• TASK PROMPT: Determine how many lines include the string "they". Output that number only.

····················

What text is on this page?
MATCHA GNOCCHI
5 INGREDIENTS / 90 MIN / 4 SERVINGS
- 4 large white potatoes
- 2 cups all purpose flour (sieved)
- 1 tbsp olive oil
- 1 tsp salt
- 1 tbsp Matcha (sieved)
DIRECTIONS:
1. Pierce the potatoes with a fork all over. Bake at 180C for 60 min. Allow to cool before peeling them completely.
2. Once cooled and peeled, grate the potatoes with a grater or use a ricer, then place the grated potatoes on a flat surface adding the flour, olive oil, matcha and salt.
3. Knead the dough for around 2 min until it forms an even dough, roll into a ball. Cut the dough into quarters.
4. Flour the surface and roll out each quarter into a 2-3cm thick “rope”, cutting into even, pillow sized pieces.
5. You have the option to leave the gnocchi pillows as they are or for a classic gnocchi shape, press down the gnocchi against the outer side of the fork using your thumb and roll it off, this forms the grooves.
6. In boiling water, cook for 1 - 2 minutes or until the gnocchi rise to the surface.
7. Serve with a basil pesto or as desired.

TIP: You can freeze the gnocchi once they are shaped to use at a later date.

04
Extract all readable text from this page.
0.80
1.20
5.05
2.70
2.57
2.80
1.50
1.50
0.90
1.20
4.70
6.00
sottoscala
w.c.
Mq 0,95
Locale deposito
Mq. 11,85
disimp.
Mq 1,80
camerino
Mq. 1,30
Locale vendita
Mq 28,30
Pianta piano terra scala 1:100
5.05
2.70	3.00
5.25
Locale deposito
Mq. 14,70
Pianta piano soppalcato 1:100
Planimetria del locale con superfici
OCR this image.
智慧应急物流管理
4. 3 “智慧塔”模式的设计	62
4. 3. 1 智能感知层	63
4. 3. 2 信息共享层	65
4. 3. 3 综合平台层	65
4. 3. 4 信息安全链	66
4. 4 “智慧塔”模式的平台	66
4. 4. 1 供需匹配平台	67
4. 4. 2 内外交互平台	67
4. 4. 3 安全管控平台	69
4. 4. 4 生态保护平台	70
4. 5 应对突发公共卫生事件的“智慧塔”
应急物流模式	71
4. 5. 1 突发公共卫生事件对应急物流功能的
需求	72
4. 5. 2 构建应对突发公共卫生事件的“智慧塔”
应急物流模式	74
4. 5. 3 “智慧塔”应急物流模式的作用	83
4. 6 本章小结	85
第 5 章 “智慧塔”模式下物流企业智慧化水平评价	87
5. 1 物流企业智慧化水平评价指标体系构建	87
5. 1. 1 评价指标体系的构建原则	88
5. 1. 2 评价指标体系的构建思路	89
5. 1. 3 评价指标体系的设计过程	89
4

····················

• WRITTEN ANSWER: 2